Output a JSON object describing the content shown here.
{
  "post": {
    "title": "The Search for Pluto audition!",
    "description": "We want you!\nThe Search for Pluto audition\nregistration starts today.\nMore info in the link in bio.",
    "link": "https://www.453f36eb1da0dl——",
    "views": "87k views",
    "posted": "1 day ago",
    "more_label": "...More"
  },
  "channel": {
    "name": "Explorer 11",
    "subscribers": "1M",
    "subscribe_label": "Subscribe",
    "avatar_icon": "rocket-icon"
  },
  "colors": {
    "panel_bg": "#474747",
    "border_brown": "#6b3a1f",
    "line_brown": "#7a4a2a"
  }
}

++++++++++++++++++++

Extract all of the material exactly as it is written.

Output a JSON object describing the content shown here.
{
  "post": {
    "title": "The Search for Pluto audition!",
    "description": "We want you!\nThe Search for Pluto audition\nregistration starts today.\nMore info in the link in bio.",
    "link": "https://www.453f36eb1da0dl——",
    "views": "87k views",
    "posted": "1 day ago",
    "more_label": "...More"
  },
  "channel": {
    "name": "Explorer 11",
    "subscribers": "1M",
    "subscribe_label": "Subscribe",
    "avatar_icon": "rocket-icon"
  },
  "colors": {
    "panel_bg": "#474747",
    "border_brown": "#6b3a1f",
    "line_brown": "#7a4a2a"
  }
}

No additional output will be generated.